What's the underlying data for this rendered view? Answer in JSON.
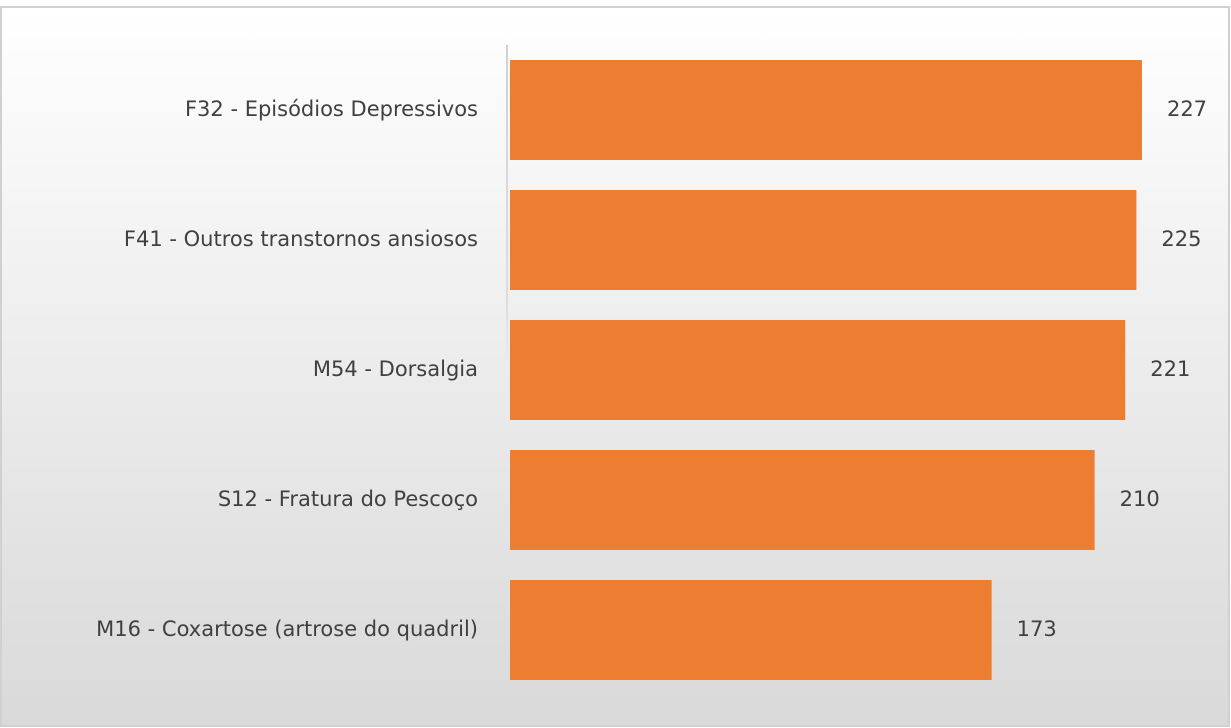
{
  "chart_data": {
    "type": "bar",
    "orientation": "horizontal",
    "categories": [
      "F32 - Episódios Depressivos",
      "F41 - Outros transtornos ansiosos",
      "M54 - Dorsalgia",
      "S12 - Fratura do Pescoço",
      "M16 - Coxartose (artrose do quadril)"
    ],
    "values": [
      227,
      225,
      221,
      210,
      173
    ],
    "color": "#ed7d31"
  }
}
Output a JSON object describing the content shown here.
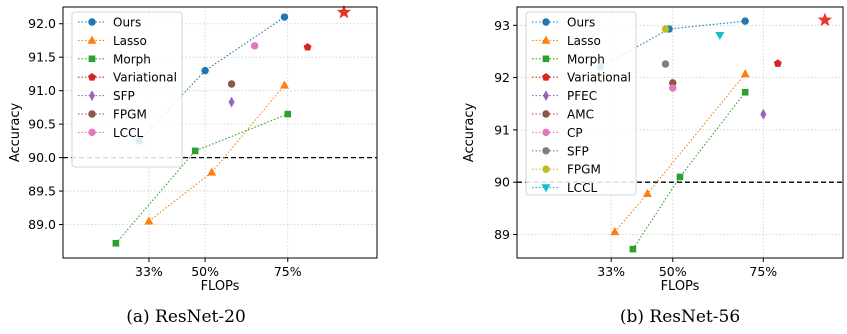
{
  "chart_data": [
    {
      "type": "scatter",
      "caption": "(a) ResNet-20",
      "xlabel": "FLOPs",
      "ylabel": "Accuracy",
      "xlim": [
        0.07,
        1.02
      ],
      "ylim": [
        88.5,
        92.25
      ],
      "xticks": [
        {
          "value": 0.33,
          "label": "33%"
        },
        {
          "value": 0.5,
          "label": "50%"
        },
        {
          "value": 0.75,
          "label": "75%"
        }
      ],
      "yticks": [
        89.0,
        89.5,
        90.0,
        90.5,
        91.0,
        91.5,
        92.0
      ],
      "ytick_labels": [
        "89.0",
        "89.5",
        "90.0",
        "90.5",
        "91.0",
        "91.5",
        "92.0"
      ],
      "grid": true,
      "legend_position": "top-left",
      "reference_line": {
        "y": 90.0,
        "style": "dashed",
        "color": "#000000"
      },
      "series": [
        {
          "name": "Ours",
          "marker": "circle",
          "color": "#1f77b4",
          "connected": true,
          "points": [
            [
              0.3,
              90.25
            ],
            [
              0.5,
              91.3
            ],
            [
              0.74,
              92.1
            ]
          ]
        },
        {
          "name": "Lasso",
          "marker": "triangle",
          "color": "#ff7f0e",
          "connected": true,
          "points": [
            [
              0.33,
              89.05
            ],
            [
              0.52,
              89.78
            ],
            [
              0.74,
              91.08
            ]
          ]
        },
        {
          "name": "Morph",
          "marker": "square",
          "color": "#2ca02c",
          "connected": true,
          "points": [
            [
              0.23,
              88.72
            ],
            [
              0.47,
              90.1
            ],
            [
              0.75,
              90.65
            ]
          ]
        },
        {
          "name": "Variational",
          "marker": "pentagon",
          "color": "#d62728",
          "connected": false,
          "points": [
            [
              0.81,
              91.65
            ]
          ]
        },
        {
          "name": "SFP",
          "marker": "diamond",
          "color": "#9467bd",
          "connected": false,
          "points": [
            [
              0.58,
              90.83
            ]
          ]
        },
        {
          "name": "FPGM",
          "marker": "circle",
          "color": "#8c564b",
          "connected": false,
          "points": [
            [
              0.58,
              91.1
            ]
          ]
        },
        {
          "name": "LCCL",
          "marker": "circle",
          "color": "#e377c2",
          "connected": false,
          "points": [
            [
              0.65,
              91.67
            ]
          ]
        }
      ],
      "star": {
        "x": 0.92,
        "y": 92.17,
        "color": "#e8352a"
      }
    },
    {
      "type": "scatter",
      "caption": "(b) ResNet-56",
      "xlabel": "FLOPs",
      "ylabel": "Accuracy",
      "xlim": [
        0.07,
        0.97
      ],
      "ylim": [
        88.55,
        93.35
      ],
      "xticks": [
        {
          "value": 0.33,
          "label": "33%"
        },
        {
          "value": 0.5,
          "label": "50%"
        },
        {
          "value": 0.75,
          "label": "75%"
        }
      ],
      "yticks": [
        89,
        90,
        91,
        92,
        93
      ],
      "ytick_labels": [
        "89",
        "90",
        "91",
        "92",
        "93"
      ],
      "grid": true,
      "legend_position": "top-left",
      "reference_line": {
        "y": 90.0,
        "style": "dashed",
        "color": "#000000"
      },
      "series": [
        {
          "name": "Ours",
          "marker": "circle",
          "color": "#1f77b4",
          "connected": true,
          "points": [
            [
              0.3,
              92.2
            ],
            [
              0.49,
              92.93
            ],
            [
              0.7,
              93.08
            ]
          ]
        },
        {
          "name": "Lasso",
          "marker": "triangle",
          "color": "#ff7f0e",
          "connected": true,
          "points": [
            [
              0.34,
              89.05
            ],
            [
              0.43,
              89.78
            ],
            [
              0.7,
              92.07
            ]
          ]
        },
        {
          "name": "Morph",
          "marker": "square",
          "color": "#2ca02c",
          "connected": true,
          "points": [
            [
              0.39,
              88.72
            ],
            [
              0.52,
              90.1
            ],
            [
              0.7,
              91.72
            ]
          ]
        },
        {
          "name": "Variational",
          "marker": "pentagon",
          "color": "#d62728",
          "connected": false,
          "points": [
            [
              0.79,
              92.27
            ]
          ]
        },
        {
          "name": "PFEC",
          "marker": "diamond",
          "color": "#9467bd",
          "connected": false,
          "points": [
            [
              0.75,
              91.3
            ]
          ]
        },
        {
          "name": "AMC",
          "marker": "circle",
          "color": "#8c564b",
          "connected": false,
          "points": [
            [
              0.5,
              91.9
            ]
          ]
        },
        {
          "name": "CP",
          "marker": "circle",
          "color": "#e377c2",
          "connected": false,
          "points": [
            [
              0.5,
              91.8
            ]
          ]
        },
        {
          "name": "SFP",
          "marker": "circle",
          "color": "#7f7f7f",
          "connected": false,
          "points": [
            [
              0.48,
              92.26
            ]
          ]
        },
        {
          "name": "FPGM",
          "marker": "circle",
          "color": "#bcbd22",
          "connected": false,
          "points": [
            [
              0.48,
              92.93
            ]
          ]
        },
        {
          "name": "LCCL",
          "marker": "triangle-down",
          "color": "#17becf",
          "connected": false,
          "points": [
            [
              0.63,
              92.81
            ]
          ]
        }
      ],
      "star": {
        "x": 0.92,
        "y": 93.1,
        "color": "#e8352a"
      }
    }
  ]
}
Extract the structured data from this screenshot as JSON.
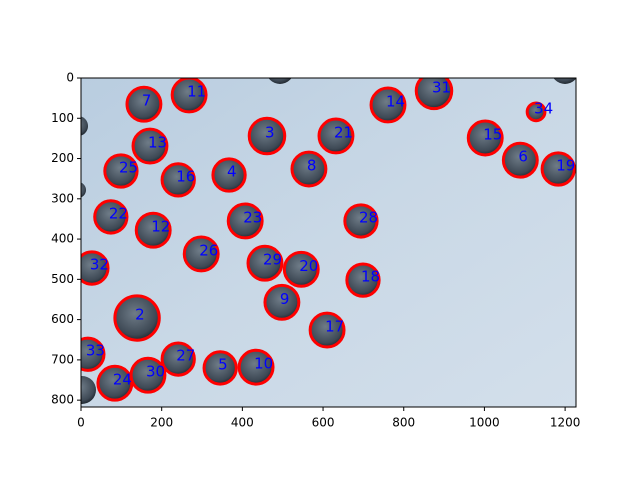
{
  "chart_data": {
    "type": "scatter",
    "x": [
      156,
      268,
      875,
      761,
      1128,
      461,
      632,
      1002,
      171,
      1089,
      1183,
      99,
      565,
      367,
      241,
      74,
      407,
      694,
      179,
      298,
      27,
      456,
      546,
      699,
      498,
      139,
      610,
      17,
      241,
      345,
      434,
      166,
      84
    ],
    "values": [
      65,
      42,
      32,
      67,
      84,
      144,
      144,
      149,
      169,
      204,
      226,
      231,
      226,
      241,
      253,
      345,
      355,
      355,
      378,
      437,
      472,
      460,
      475,
      502,
      557,
      596,
      626,
      686,
      698,
      720,
      718,
      738,
      758
    ],
    "sizes": [
      42,
      42,
      44,
      42,
      22,
      44,
      42,
      42,
      42,
      42,
      40,
      40,
      42,
      40,
      40,
      40,
      42,
      40,
      42,
      42,
      40,
      42,
      42,
      40,
      42,
      55,
      42,
      40,
      40,
      40,
      42,
      42,
      42
    ],
    "labels": [
      "7",
      "11",
      "31",
      "14",
      "34",
      "3",
      "21",
      "15",
      "13",
      "6",
      "19",
      "25",
      "8",
      "4",
      "16",
      "22",
      "23",
      "28",
      "12",
      "26",
      "32",
      "29",
      "20",
      "18",
      "9",
      "2",
      "17",
      "33",
      "27",
      "5",
      "10",
      "30",
      "24"
    ],
    "color": "#ff0000",
    "label_color": "#0000ff",
    "xlim": [
      0,
      1227
    ],
    "ylim": [
      817,
      0
    ],
    "xticks": [
      0,
      200,
      400,
      600,
      800,
      1000,
      1200
    ],
    "yticks": [
      0,
      100,
      200,
      300,
      400,
      500,
      600,
      700,
      800
    ]
  }
}
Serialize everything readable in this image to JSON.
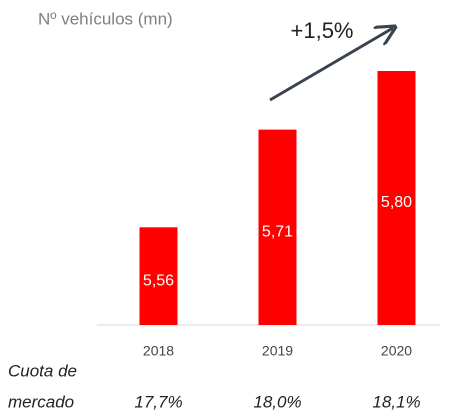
{
  "chart_data": {
    "type": "bar",
    "axis_label": "Nº vehículos (mn)",
    "annotation": "+1,5%",
    "categories": [
      "2018",
      "2019",
      "2020"
    ],
    "values": [
      5.56,
      5.71,
      5.8
    ],
    "value_labels": [
      "5,56",
      "5,71",
      "5,80"
    ],
    "color": "#ff0000",
    "ylim": [
      5.41,
      5.8
    ],
    "row_label": [
      "Cuota de",
      "mercado"
    ],
    "share_labels": [
      "17,7%",
      "18,0%",
      "18,1%"
    ]
  }
}
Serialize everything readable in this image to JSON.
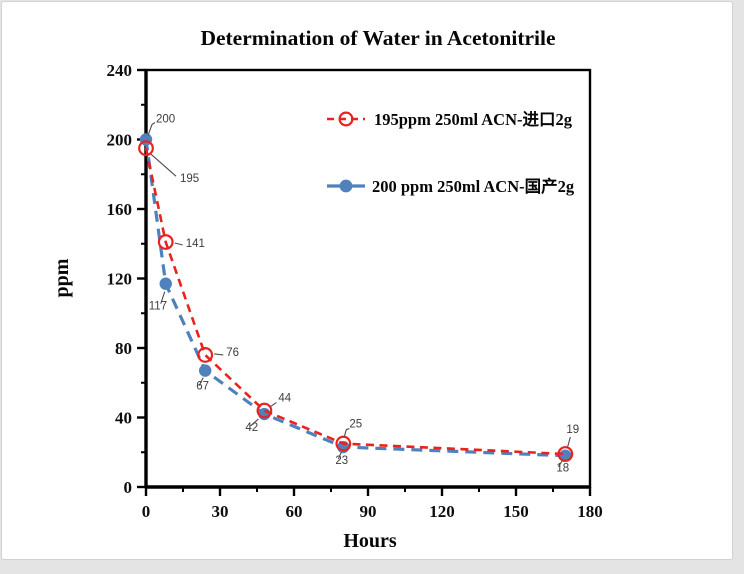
{
  "window": {
    "background_color": "#e4e4e4",
    "card_background": "#ffffff",
    "card_border_color": "#d2d2d2"
  },
  "chart_data": {
    "type": "line",
    "title": "Determination of Water in Acetonitrile",
    "xlabel": "Hours",
    "ylabel": "ppm",
    "xlim": [
      0,
      180
    ],
    "ylim": [
      0,
      240
    ],
    "x_tick_labels": [
      0,
      30,
      60,
      90,
      120,
      150,
      180
    ],
    "y_tick_labels": [
      0,
      40,
      80,
      120,
      160,
      200,
      240
    ],
    "x_minor_tick_step": 15,
    "y_minor_tick_step": 20,
    "grid": false,
    "legend_position": "inside-upper-right",
    "x": [
      0,
      8,
      24,
      48,
      80,
      170
    ],
    "series": [
      {
        "name": "195ppm  250ml ACN-进口2g",
        "color": "#e8231f",
        "marker": "open-circle",
        "line_style": "dashed",
        "values": [
          195,
          141,
          76,
          44,
          25,
          19
        ]
      },
      {
        "name": "200 ppm 250ml ACN-国产2g",
        "color": "#4f81bd",
        "marker": "filled-circle",
        "line_style": "dashed",
        "values": [
          200,
          117,
          67,
          42,
          23,
          18
        ]
      }
    ]
  }
}
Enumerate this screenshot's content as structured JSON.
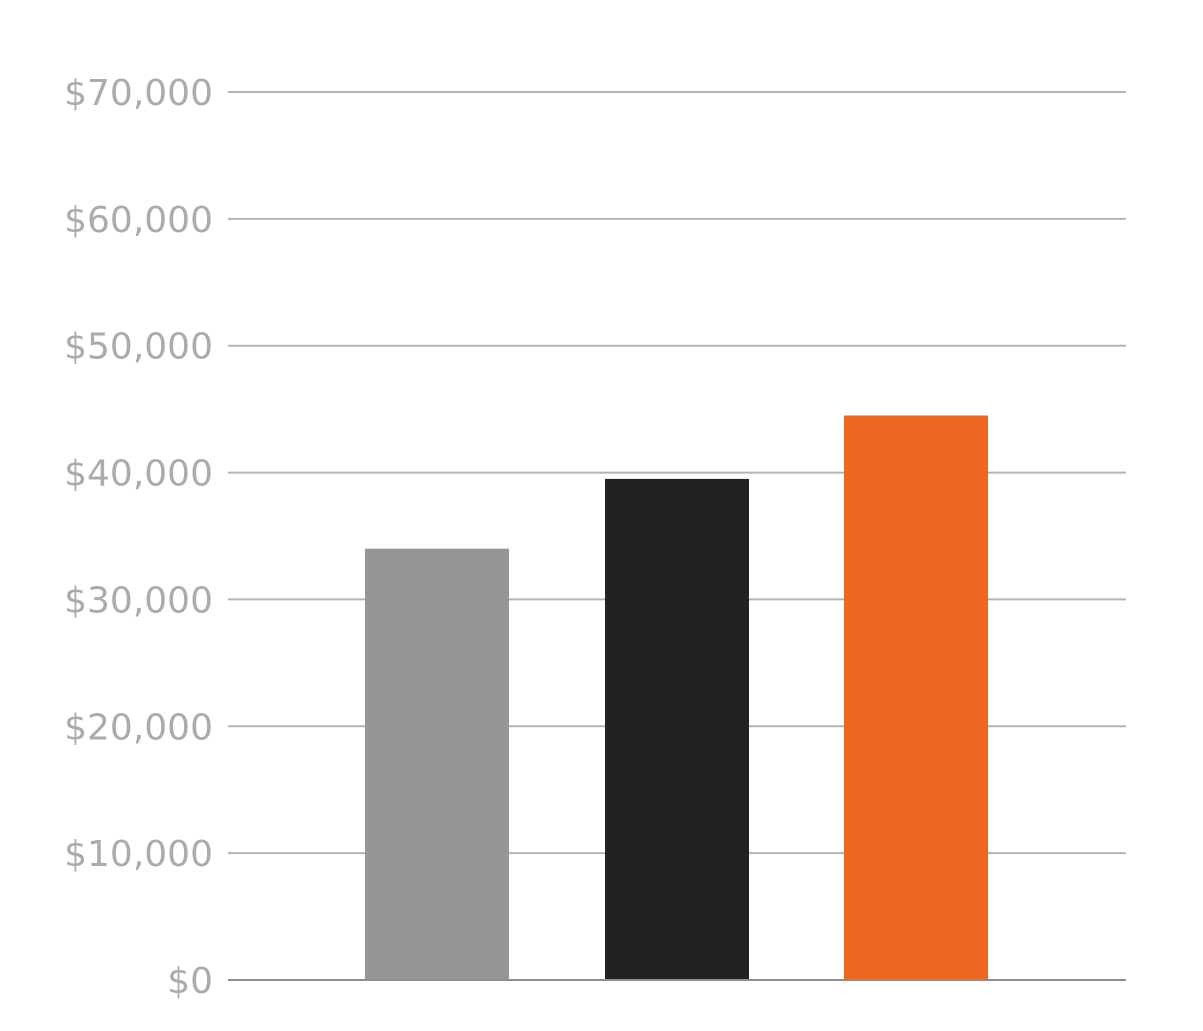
{
  "chart_data": {
    "type": "bar",
    "title": "",
    "xlabel": "",
    "ylabel": "",
    "categories": [
      "",
      "",
      ""
    ],
    "values": [
      34000,
      39500,
      44500
    ],
    "bar_colors": [
      "#969699",
      "#242122",
      "#EE6722"
    ],
    "ylim": [
      0,
      70000
    ],
    "yticks": [
      {
        "value": 0,
        "label": "$0"
      },
      {
        "value": 10000,
        "label": "$10,000"
      },
      {
        "value": 20000,
        "label": "$20,000"
      },
      {
        "value": 30000,
        "label": "$30,000"
      },
      {
        "value": 40000,
        "label": "$40,000"
      },
      {
        "value": 50000,
        "label": "$50,000"
      },
      {
        "value": 60000,
        "label": "$60,000"
      },
      {
        "value": 70000,
        "label": "$70,000"
      }
    ],
    "grid": true,
    "legend": "none",
    "colors": {
      "grid": "#B4B4B5",
      "baseline": "#8E8E90",
      "tick_text": "#ABABAD"
    }
  }
}
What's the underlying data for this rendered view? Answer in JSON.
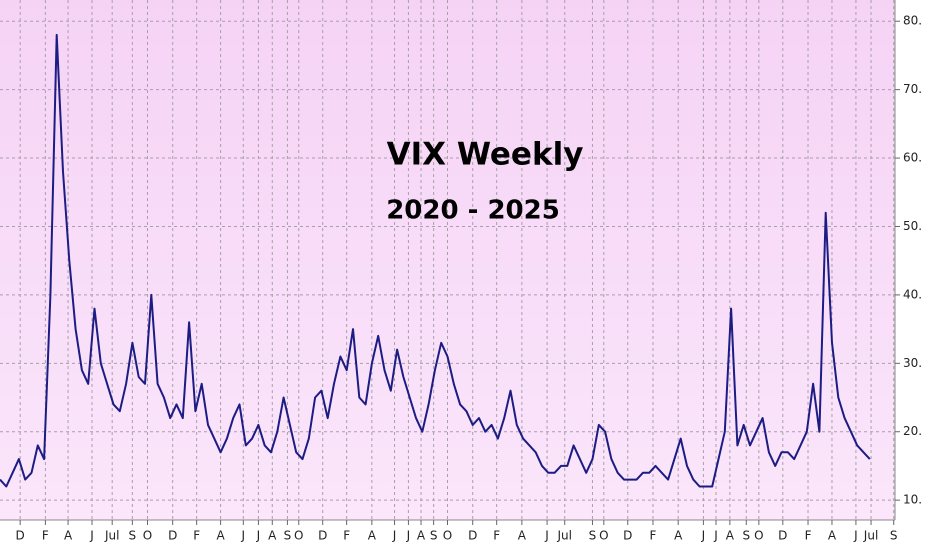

========================

■ **Request**: Pictures stay out; retype only the lines from the line containing "Enumerate this screenshot's" through the end of the listing, inclusive, exactly as they appear.

■ **Reply to the exercise**:
Enumerate this screenshot's content as structured JSON.
{
  "chart_data": {
    "type": "bar",
    "title": "",
    "xlabel": "",
    "ylabel": "",
    "categories": [
      "",
      "",
      ""
    ],
    "values": [
      34000,
      39500,
      44500
    ],
    "bar_colors": [
      "#969699",
      "#242122",
      "#EE6722"
    ],
    "ylim": [
      0,
      70000
    ],
    "yticks": [
      {
        "value": 0,
        "label": "$0"
      },
      {
        "value": 10000,
        "label": "$10,000"
      },
      {
        "value": 20000,
        "label": "$20,000"
      },
      {
        "value": 30000,
        "label": "$30,000"
      },
      {
        "value": 40000,
        "label": "$40,000"
      },
      {
        "value": 50000,
        "label": "$50,000"
      },
      {
        "value": 60000,
        "label": "$60,000"
      },
      {
        "value": 70000,
        "label": "$70,000"
      }
    ],
    "grid": true,
    "legend": "none",
    "colors": {
      "grid": "#B4B4B5",
      "baseline": "#8E8E90",
      "tick_text": "#ABABAD"
    }
  }
}
What's the underlying data for this rendered view? Answer in JSON.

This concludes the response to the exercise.